Given instruction: Collect every line in the records below that contains the word "title".

Data in this exercise:

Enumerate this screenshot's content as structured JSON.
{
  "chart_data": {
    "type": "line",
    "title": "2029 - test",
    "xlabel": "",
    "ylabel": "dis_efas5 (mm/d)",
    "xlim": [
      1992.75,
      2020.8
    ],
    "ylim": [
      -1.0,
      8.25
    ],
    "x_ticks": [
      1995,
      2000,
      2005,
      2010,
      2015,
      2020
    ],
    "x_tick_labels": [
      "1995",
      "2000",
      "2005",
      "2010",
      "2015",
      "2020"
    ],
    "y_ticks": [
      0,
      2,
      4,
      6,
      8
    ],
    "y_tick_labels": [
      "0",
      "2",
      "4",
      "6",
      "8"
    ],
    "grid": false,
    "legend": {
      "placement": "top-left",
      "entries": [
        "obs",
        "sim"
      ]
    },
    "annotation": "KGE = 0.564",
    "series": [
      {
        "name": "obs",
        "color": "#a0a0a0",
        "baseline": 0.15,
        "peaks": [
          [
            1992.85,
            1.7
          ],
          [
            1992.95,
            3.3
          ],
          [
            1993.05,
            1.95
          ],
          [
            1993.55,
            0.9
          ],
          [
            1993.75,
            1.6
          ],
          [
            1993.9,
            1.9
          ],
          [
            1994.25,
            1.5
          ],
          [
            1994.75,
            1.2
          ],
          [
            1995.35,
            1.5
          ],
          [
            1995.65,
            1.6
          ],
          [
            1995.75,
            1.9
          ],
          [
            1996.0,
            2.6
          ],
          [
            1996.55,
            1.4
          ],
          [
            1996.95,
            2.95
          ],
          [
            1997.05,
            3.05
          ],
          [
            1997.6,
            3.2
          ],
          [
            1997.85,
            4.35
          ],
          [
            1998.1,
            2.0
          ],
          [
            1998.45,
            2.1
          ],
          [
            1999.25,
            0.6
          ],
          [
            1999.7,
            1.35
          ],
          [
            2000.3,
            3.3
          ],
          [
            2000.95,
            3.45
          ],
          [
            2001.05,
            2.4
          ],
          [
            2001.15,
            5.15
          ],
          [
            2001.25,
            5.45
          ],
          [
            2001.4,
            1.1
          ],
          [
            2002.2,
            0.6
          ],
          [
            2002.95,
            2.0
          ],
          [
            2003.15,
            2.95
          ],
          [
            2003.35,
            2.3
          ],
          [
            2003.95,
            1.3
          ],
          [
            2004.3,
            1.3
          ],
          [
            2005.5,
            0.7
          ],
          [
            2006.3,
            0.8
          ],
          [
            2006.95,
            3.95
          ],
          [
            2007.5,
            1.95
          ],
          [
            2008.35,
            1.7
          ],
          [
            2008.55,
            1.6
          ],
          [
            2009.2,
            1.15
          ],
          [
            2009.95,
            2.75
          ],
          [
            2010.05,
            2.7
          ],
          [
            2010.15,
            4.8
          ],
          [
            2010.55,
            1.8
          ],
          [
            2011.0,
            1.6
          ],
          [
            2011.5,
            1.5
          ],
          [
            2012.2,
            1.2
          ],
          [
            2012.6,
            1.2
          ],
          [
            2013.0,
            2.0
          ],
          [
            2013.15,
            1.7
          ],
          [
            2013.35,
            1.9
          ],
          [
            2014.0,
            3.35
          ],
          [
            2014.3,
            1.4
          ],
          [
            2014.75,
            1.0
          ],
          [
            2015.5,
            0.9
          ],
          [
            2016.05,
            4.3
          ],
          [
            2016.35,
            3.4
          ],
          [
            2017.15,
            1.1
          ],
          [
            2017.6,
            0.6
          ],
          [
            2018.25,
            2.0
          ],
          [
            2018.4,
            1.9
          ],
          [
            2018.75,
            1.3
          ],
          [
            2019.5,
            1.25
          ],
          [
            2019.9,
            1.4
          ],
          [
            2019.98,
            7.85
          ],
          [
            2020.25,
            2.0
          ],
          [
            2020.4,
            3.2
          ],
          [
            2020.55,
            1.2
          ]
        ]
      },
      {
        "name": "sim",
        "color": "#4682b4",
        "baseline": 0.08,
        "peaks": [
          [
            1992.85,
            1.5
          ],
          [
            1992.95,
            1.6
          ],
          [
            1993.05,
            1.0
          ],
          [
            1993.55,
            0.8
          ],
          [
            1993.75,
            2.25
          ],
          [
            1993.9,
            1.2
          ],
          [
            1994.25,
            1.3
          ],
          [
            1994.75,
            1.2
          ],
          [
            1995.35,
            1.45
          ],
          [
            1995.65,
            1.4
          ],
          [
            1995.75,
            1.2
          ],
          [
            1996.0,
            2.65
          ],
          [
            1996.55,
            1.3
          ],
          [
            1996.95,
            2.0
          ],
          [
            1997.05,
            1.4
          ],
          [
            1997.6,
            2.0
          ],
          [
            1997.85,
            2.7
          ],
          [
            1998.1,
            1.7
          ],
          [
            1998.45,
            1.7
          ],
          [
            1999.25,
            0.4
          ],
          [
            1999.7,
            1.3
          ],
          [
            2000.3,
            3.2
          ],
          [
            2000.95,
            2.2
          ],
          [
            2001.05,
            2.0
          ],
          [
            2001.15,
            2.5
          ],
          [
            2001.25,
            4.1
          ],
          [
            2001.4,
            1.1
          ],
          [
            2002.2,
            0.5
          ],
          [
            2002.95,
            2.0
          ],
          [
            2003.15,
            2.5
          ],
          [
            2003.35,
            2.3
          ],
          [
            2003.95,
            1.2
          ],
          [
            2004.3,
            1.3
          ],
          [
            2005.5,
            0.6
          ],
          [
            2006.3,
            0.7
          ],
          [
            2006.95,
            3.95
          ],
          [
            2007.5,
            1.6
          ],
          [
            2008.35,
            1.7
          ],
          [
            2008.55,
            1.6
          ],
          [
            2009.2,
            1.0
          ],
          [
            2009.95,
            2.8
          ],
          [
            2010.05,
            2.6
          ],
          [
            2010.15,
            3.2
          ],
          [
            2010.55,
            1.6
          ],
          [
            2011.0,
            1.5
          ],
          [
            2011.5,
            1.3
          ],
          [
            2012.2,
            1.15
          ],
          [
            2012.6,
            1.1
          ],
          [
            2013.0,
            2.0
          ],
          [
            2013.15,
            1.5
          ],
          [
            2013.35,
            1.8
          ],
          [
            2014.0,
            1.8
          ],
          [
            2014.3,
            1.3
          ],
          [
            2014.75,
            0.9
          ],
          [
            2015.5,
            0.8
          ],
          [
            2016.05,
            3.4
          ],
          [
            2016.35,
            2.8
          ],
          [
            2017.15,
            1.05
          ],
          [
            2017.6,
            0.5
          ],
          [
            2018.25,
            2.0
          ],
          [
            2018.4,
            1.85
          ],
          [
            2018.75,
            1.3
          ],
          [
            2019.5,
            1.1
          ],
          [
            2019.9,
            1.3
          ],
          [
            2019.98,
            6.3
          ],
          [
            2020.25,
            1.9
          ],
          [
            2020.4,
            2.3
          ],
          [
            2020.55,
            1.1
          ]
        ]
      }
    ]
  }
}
==
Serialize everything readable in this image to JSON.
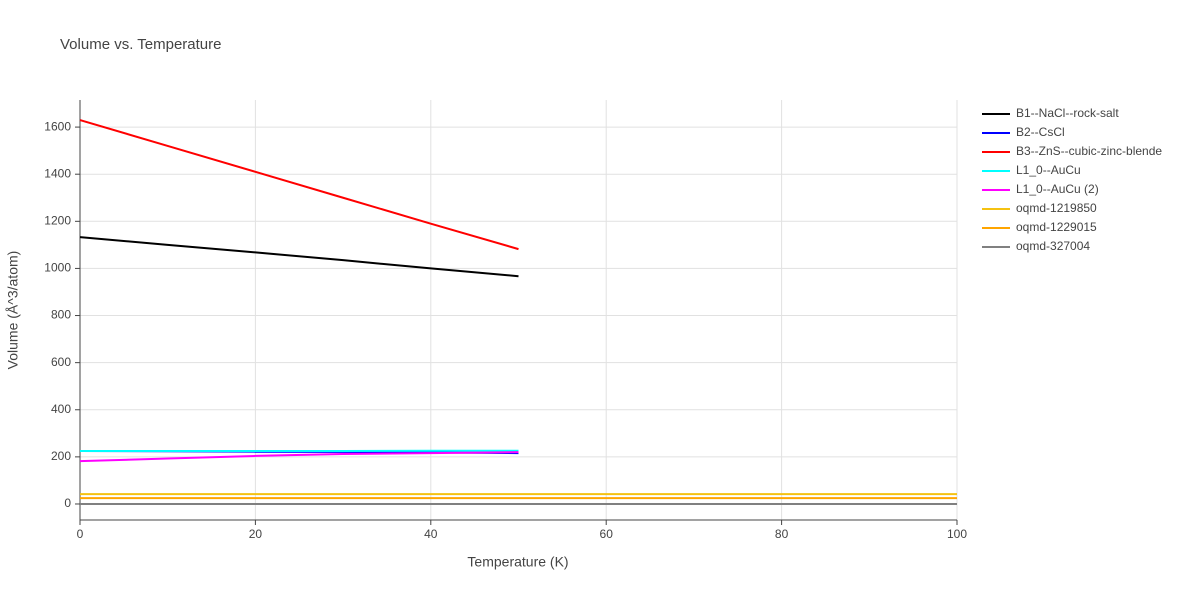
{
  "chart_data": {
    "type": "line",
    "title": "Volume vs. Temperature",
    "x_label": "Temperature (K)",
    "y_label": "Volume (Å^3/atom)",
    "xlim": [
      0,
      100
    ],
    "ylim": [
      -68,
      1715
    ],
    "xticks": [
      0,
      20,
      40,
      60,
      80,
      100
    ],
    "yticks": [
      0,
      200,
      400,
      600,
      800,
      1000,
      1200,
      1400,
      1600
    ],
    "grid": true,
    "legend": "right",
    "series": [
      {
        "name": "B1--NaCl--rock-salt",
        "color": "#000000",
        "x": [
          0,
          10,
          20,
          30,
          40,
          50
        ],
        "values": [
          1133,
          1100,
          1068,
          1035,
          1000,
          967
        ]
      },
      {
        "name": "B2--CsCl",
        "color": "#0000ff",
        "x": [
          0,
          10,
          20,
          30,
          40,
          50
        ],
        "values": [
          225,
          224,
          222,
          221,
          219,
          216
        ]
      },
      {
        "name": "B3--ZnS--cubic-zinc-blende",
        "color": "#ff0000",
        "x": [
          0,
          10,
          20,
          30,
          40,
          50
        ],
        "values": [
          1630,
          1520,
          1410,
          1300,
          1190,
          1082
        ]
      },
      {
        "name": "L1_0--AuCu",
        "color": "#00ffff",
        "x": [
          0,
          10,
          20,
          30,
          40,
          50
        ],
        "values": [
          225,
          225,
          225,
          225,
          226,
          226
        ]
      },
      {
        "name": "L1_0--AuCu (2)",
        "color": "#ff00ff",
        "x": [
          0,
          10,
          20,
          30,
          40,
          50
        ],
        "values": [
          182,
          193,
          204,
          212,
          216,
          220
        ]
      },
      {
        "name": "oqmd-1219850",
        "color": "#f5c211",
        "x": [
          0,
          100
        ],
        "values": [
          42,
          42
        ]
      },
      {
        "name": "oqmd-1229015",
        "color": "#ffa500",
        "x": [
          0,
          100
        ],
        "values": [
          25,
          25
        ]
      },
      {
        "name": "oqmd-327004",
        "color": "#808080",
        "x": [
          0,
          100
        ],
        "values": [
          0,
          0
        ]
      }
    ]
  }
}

Exercise result:
    "title": "2029 - test",
    "title": "Volume vs. Temperature",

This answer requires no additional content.